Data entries
** START **

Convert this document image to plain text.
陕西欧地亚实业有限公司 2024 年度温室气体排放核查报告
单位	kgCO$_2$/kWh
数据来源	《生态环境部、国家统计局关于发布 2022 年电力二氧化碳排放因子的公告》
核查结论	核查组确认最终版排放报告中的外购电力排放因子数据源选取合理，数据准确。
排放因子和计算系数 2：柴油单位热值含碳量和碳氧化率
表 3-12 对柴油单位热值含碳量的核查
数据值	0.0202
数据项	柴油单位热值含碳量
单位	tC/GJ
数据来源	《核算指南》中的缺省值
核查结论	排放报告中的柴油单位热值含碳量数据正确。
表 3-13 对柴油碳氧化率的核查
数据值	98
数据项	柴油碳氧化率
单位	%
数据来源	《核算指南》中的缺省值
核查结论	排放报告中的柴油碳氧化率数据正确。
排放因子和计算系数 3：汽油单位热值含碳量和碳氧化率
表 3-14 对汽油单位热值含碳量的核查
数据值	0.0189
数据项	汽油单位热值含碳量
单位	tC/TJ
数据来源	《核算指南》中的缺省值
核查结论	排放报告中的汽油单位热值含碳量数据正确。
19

** END **

### Short problem
Every entry must be output again, exactly as written above.

### Answer to the problem
Convert this document image to plain text.
陕西欧地亚实业有限公司 2024 年度温室气体排放核查报告
单位	kgCO$_2$/kWh
数据来源	《生态环境部、国家统计局关于发布 2022 年电力二氧化碳排放因子的公告》
核查结论	核查组确认最终版排放报告中的外购电力排放因子数据源选取合理，数据准确。
排放因子和计算系数 2：柴油单位热值含碳量和碳氧化率
表 3-12 对柴油单位热值含碳量的核查
数据值	0.0202
数据项	柴油单位热值含碳量
单位	tC/GJ
数据来源	《核算指南》中的缺省值
核查结论	排放报告中的柴油单位热值含碳量数据正确。
表 3-13 对柴油碳氧化率的核查
数据值	98
数据项	柴油碳氧化率
单位	%
数据来源	《核算指南》中的缺省值
核查结论	排放报告中的柴油碳氧化率数据正确。
排放因子和计算系数 3：汽油单位热值含碳量和碳氧化率
表 3-14 对汽油单位热值含碳量的核查
数据值	0.0189
数据项	汽油单位热值含碳量
单位	tC/TJ
数据来源	《核算指南》中的缺省值
核查结论	排放报告中的汽油单位热值含碳量数据正确。
19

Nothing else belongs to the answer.